YOUR OBJECTIVE:
Beneath this sentence is a set of records; write each of them out exactly.

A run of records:
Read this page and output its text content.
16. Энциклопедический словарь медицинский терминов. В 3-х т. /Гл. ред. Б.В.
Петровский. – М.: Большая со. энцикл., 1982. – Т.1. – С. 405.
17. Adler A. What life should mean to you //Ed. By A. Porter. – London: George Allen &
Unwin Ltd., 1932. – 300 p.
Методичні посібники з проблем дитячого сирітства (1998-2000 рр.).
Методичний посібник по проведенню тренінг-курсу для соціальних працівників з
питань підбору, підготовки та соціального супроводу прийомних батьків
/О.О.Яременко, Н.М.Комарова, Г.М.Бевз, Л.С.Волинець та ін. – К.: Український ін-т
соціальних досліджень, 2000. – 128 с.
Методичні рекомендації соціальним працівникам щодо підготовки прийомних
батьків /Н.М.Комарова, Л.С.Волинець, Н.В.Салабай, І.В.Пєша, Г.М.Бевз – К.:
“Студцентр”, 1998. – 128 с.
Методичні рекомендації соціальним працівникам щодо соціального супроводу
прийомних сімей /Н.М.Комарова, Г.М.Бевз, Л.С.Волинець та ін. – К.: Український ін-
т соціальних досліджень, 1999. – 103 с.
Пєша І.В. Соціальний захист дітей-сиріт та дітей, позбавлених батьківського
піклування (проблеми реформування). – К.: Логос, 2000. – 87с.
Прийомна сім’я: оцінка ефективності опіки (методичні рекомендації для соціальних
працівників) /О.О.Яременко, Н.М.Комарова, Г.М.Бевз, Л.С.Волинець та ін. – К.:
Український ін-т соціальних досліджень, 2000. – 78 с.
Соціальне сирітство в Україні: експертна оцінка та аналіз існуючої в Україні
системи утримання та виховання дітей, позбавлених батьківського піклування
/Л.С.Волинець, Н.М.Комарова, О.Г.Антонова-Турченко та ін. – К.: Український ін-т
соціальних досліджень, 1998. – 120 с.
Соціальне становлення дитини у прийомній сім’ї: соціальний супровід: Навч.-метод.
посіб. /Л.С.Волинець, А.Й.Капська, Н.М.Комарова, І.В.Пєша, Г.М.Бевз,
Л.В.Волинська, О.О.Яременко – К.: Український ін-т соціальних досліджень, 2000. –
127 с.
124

THE RESULT:
Read this page and output its text content.
16. Энциклопедический словарь медицинский терминов. В 3-х т. /Гл. ред. Б.В.
Петровский. – М.: Большая со. энцикл., 1982. – Т.1. – С. 405.
17. Adler A. What life should mean to you //Ed. By A. Porter. – London: George Allen &
Unwin Ltd., 1932. – 300 p.
Методичні посібники з проблем дитячого сирітства (1998-2000 рр.).
Методичний посібник по проведенню тренінг-курсу для соціальних працівників з
питань підбору, підготовки та соціального супроводу прийомних батьків
/О.О.Яременко, Н.М.Комарова, Г.М.Бевз, Л.С.Волинець та ін. – К.: Український ін-т
соціальних досліджень, 2000. – 128 с.
Методичні рекомендації соціальним працівникам щодо підготовки прийомних
батьків /Н.М.Комарова, Л.С.Волинець, Н.В.Салабай, І.В.Пєша, Г.М.Бевз – К.:
“Студцентр”, 1998. – 128 с.
Методичні рекомендації соціальним працівникам щодо соціального супроводу
прийомних сімей /Н.М.Комарова, Г.М.Бевз, Л.С.Волинець та ін. – К.: Український ін-
т соціальних досліджень, 1999. – 103 с.
Пєша І.В. Соціальний захист дітей-сиріт та дітей, позбавлених батьківського
піклування (проблеми реформування). – К.: Логос, 2000. – 87с.
Прийомна сім’я: оцінка ефективності опіки (методичні рекомендації для соціальних
працівників) /О.О.Яременко, Н.М.Комарова, Г.М.Бевз, Л.С.Волинець та ін. – К.:
Український ін-т соціальних досліджень, 2000. – 78 с.
Соціальне сирітство в Україні: експертна оцінка та аналіз існуючої в Україні
системи утримання та виховання дітей, позбавлених батьківського піклування
/Л.С.Волинець, Н.М.Комарова, О.Г.Антонова-Турченко та ін. – К.: Український ін-т
соціальних досліджень, 1998. – 120 с.
Соціальне становлення дитини у прийомній сім’ї: соціальний супровід: Навч.-метод.
посіб. /Л.С.Волинець, А.Й.Капська, Н.М.Комарова, І.В.Пєша, Г.М.Бевз,
Л.В.Волинська, О.О.Яременко – К.: Український ін-т соціальних досліджень, 2000. –
127 с.
124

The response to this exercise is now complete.